• What is required: Skip every picture and transcribe the remaining material exactly.

◇ ◇ ◇ ◇ ◇

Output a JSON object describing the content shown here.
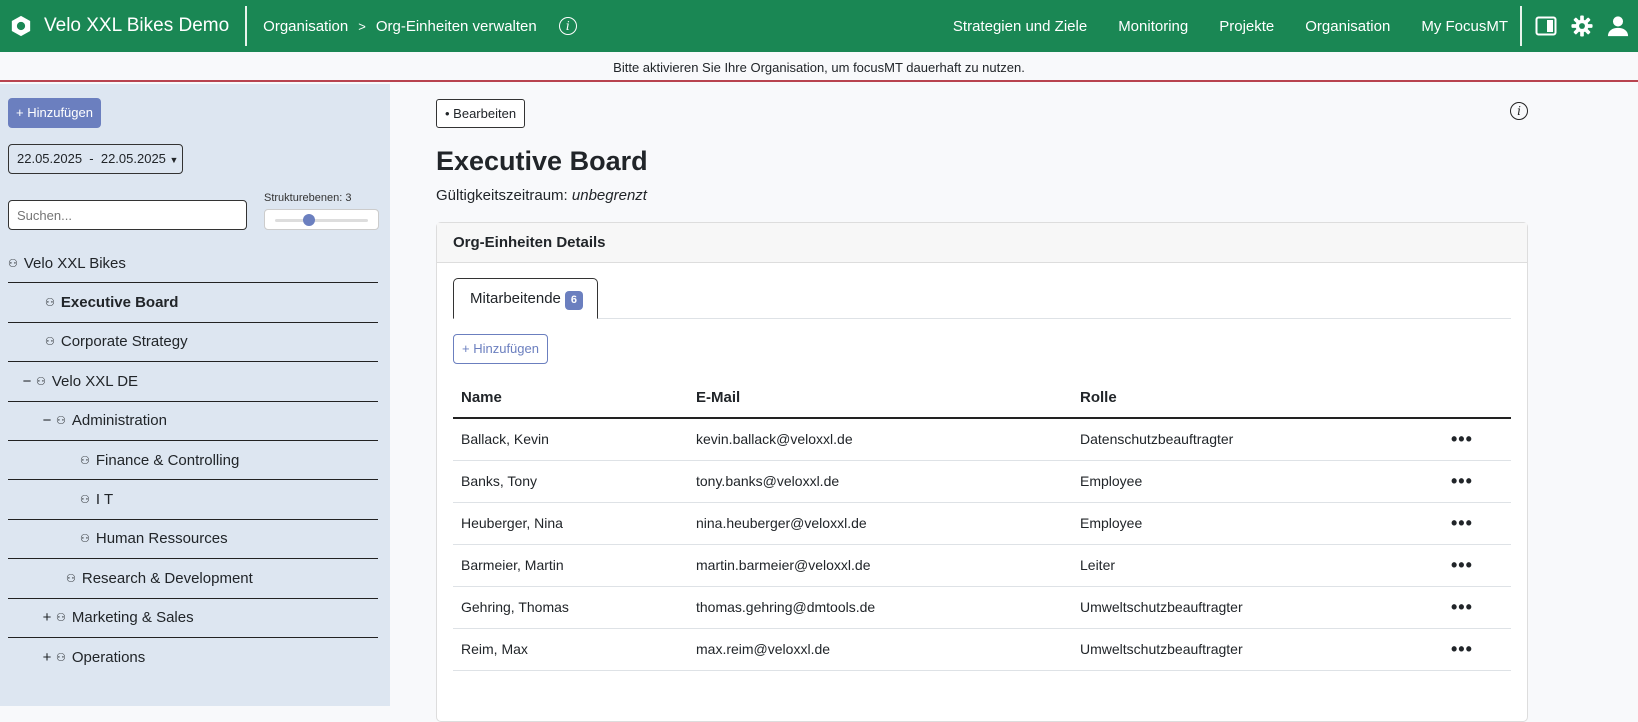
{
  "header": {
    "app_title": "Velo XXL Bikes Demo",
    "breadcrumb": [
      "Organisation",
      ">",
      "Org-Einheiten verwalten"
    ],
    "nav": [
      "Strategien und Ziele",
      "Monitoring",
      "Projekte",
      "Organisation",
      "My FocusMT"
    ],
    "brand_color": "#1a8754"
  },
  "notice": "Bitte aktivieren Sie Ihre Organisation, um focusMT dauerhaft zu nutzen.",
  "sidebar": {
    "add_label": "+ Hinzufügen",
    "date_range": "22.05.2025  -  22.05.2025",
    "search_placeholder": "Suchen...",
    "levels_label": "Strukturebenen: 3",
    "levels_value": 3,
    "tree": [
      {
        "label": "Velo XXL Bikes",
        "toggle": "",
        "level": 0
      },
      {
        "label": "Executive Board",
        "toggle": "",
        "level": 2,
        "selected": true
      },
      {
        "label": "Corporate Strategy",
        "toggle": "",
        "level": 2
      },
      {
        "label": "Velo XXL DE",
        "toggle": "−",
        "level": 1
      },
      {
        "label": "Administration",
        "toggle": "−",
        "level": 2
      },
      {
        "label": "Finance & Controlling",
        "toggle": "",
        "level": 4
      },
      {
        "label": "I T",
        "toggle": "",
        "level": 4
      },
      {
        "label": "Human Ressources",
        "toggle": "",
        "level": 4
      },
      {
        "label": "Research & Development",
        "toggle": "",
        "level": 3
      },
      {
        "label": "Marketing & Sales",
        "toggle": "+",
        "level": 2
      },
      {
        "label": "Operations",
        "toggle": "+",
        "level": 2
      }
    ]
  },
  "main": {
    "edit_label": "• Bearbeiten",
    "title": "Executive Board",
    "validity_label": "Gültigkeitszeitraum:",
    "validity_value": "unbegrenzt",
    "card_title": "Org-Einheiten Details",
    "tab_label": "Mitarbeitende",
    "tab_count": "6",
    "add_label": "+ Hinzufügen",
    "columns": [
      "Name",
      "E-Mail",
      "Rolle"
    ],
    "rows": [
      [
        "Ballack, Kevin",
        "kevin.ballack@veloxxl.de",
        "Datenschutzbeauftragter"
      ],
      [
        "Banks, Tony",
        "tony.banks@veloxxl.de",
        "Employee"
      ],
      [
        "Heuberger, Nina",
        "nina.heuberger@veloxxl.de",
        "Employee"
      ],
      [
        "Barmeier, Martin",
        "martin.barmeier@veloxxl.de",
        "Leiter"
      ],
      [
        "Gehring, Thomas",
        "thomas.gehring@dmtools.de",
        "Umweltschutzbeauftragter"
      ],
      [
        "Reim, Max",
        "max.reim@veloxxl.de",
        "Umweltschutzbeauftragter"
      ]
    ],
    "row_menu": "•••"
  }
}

◇ ◇ ◇ ◇ ◇

• Exercise output:
Output a JSON object describing the content shown here.
{
  "header": {
    "app_title": "Velo XXL Bikes Demo",
    "breadcrumb": [
      "Organisation",
      ">",
      "Org-Einheiten verwalten"
    ],
    "nav": [
      "Strategien und Ziele",
      "Monitoring",
      "Projekte",
      "Organisation",
      "My FocusMT"
    ],
    "brand_color": "#1a8754"
  },
  "notice": "Bitte aktivieren Sie Ihre Organisation, um focusMT dauerhaft zu nutzen.",
  "sidebar": {
    "add_label": "+ Hinzufügen",
    "date_range": "22.05.2025  -  22.05.2025",
    "search_placeholder": "Suchen...",
    "levels_label": "Strukturebenen: 3",
    "levels_value": 3,
    "tree": [
      {
        "label": "Velo XXL Bikes",
        "toggle": "",
        "level": 0
      },
      {
        "label": "Executive Board",
        "toggle": "",
        "level": 2,
        "selected": true
      },
      {
        "label": "Corporate Strategy",
        "toggle": "",
        "level": 2
      },
      {
        "label": "Velo XXL DE",
        "toggle": "−",
        "level": 1
      },
      {
        "label": "Administration",
        "toggle": "−",
        "level": 2
      },
      {
        "label": "Finance & Controlling",
        "toggle": "",
        "level": 4
      },
      {
        "label": "I T",
        "toggle": "",
        "level": 4
      },
      {
        "label": "Human Ressources",
        "toggle": "",
        "level": 4
      },
      {
        "label": "Research & Development",
        "toggle": "",
        "level": 3
      },
      {
        "label": "Marketing & Sales",
        "toggle": "+",
        "level": 2
      },
      {
        "label": "Operations",
        "toggle": "+",
        "level": 2
      }
    ]
  },
  "main": {
    "edit_label": "• Bearbeiten",
    "title": "Executive Board",
    "validity_label": "Gültigkeitszeitraum:",
    "validity_value": "unbegrenzt",
    "card_title": "Org-Einheiten Details",
    "tab_label": "Mitarbeitende",
    "tab_count": "6",
    "add_label": "+ Hinzufügen",
    "columns": [
      "Name",
      "E-Mail",
      "Rolle"
    ],
    "rows": [
      [
        "Ballack, Kevin",
        "kevin.ballack@veloxxl.de",
        "Datenschutzbeauftragter"
      ],
      [
        "Banks, Tony",
        "tony.banks@veloxxl.de",
        "Employee"
      ],
      [
        "Heuberger, Nina",
        "nina.heuberger@veloxxl.de",
        "Employee"
      ],
      [
        "Barmeier, Martin",
        "martin.barmeier@veloxxl.de",
        "Leiter"
      ],
      [
        "Gehring, Thomas",
        "thomas.gehring@dmtools.de",
        "Umweltschutzbeauftragter"
      ],
      [
        "Reim, Max",
        "max.reim@veloxxl.de",
        "Umweltschutzbeauftragter"
      ]
    ],
    "row_menu": "•••"
  }
}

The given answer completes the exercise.